PROBLEM TO WORK ON:
Pick out all lines with the word "食品滋补" from the records that follow.

Dataset entries on figures:
# # # #

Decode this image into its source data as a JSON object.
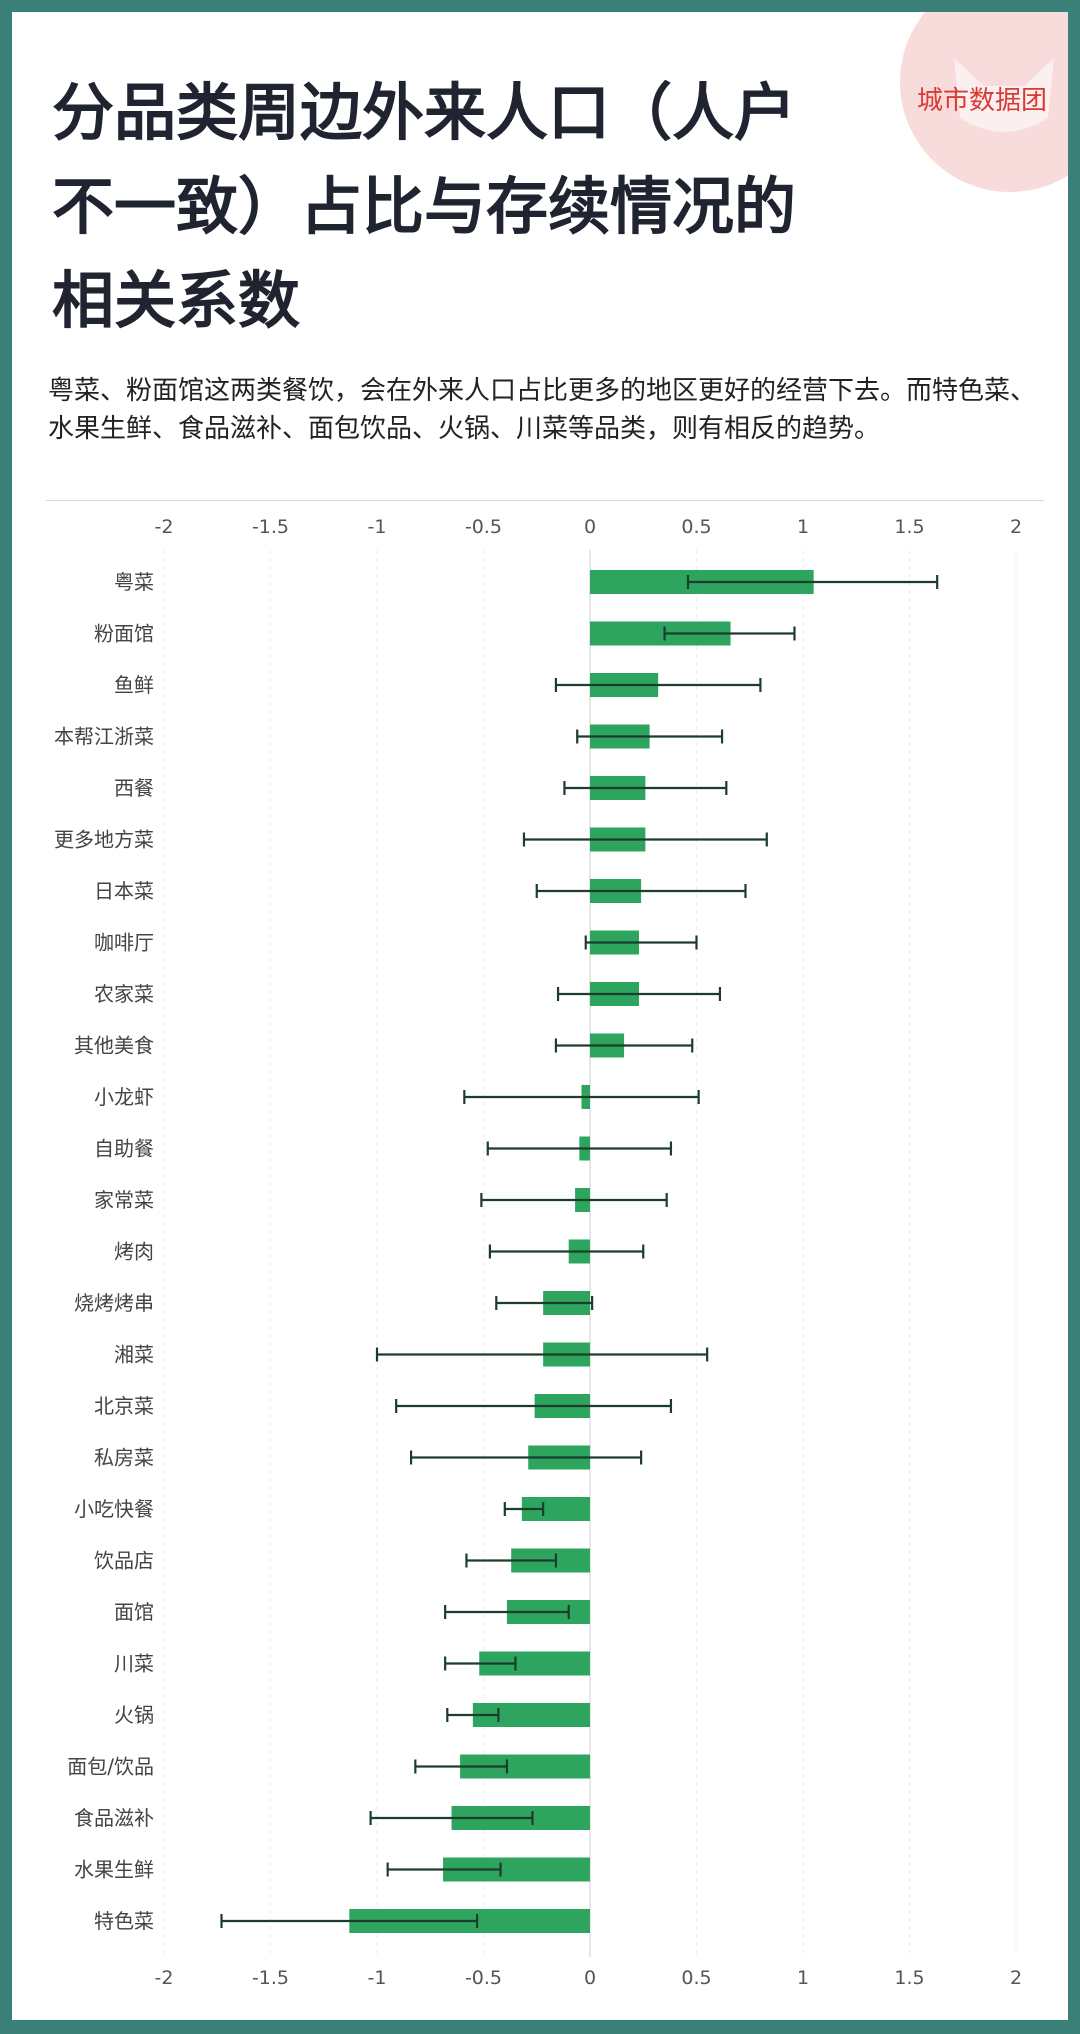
{
  "brand": {
    "logo_text": "城市数据团",
    "accent": "#d83a34"
  },
  "title_lines": [
    "分品类周边外来人口（人户",
    "不一致）占比与存续情况的",
    "相关系数"
  ],
  "subtitle": "粤菜、粉面馆这两类餐饮，会在外来人口占比更多的地区更好的经营下去。而特色菜、水果生鲜、食品滋补、面包饮品、火锅、川菜等品类，则有相反的趋势。",
  "colors": {
    "bar": "#2ea55f",
    "error_bar": "#1d3d2c",
    "frame": "#3a7f78"
  },
  "chart_data": {
    "type": "bar",
    "orientation": "horizontal",
    "xlim": [
      -2,
      2
    ],
    "xticks": [
      "-2",
      "-1.5",
      "-1",
      "-0.5",
      "0",
      "0.5",
      "1",
      "1.5",
      "2"
    ],
    "xtick_values": [
      -2,
      -1.5,
      -1,
      -0.5,
      0,
      0.5,
      1,
      1.5,
      2
    ],
    "grid": true,
    "categories": [
      "粤菜",
      "粉面馆",
      "鱼鲜",
      "本帮江浙菜",
      "西餐",
      "更多地方菜",
      "日本菜",
      "咖啡厅",
      "农家菜",
      "其他美食",
      "小龙虾",
      "自助餐",
      "家常菜",
      "烤肉",
      "烧烤烤串",
      "湘菜",
      "北京菜",
      "私房菜",
      "小吃快餐",
      "饮品店",
      "面馆",
      "川菜",
      "火锅",
      "面包/饮品",
      "食品滋补",
      "水果生鲜",
      "特色菜"
    ],
    "values": [
      1.05,
      0.66,
      0.32,
      0.28,
      0.26,
      0.26,
      0.24,
      0.23,
      0.23,
      0.16,
      -0.04,
      -0.05,
      -0.07,
      -0.1,
      -0.22,
      -0.22,
      -0.26,
      -0.29,
      -0.32,
      -0.37,
      -0.39,
      -0.52,
      -0.55,
      -0.61,
      -0.65,
      -0.69,
      -1.13
    ],
    "error_low": [
      0.46,
      0.35,
      -0.16,
      -0.06,
      -0.12,
      -0.31,
      -0.25,
      -0.02,
      -0.15,
      -0.16,
      -0.59,
      -0.48,
      -0.51,
      -0.47,
      -0.44,
      -1.0,
      -0.91,
      -0.84,
      -0.4,
      -0.58,
      -0.68,
      -0.68,
      -0.67,
      -0.82,
      -1.03,
      -0.95,
      -1.73
    ],
    "error_high": [
      1.63,
      0.96,
      0.8,
      0.62,
      0.64,
      0.83,
      0.73,
      0.5,
      0.61,
      0.48,
      0.51,
      0.38,
      0.36,
      0.25,
      0.01,
      0.55,
      0.38,
      0.24,
      -0.22,
      -0.16,
      -0.1,
      -0.35,
      -0.43,
      -0.39,
      -0.27,
      -0.42,
      -0.53
    ]
  }
}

# # # #

WORKED ANSWER:
  "subtitle": "粤菜、粉面馆这两类餐饮，会在外来人口占比更多的地区更好的经营下去。而特色菜、水果生鲜、食品滋补、面包饮品、火锅、川菜等品类，则有相反的趋势。",
      "食品滋补",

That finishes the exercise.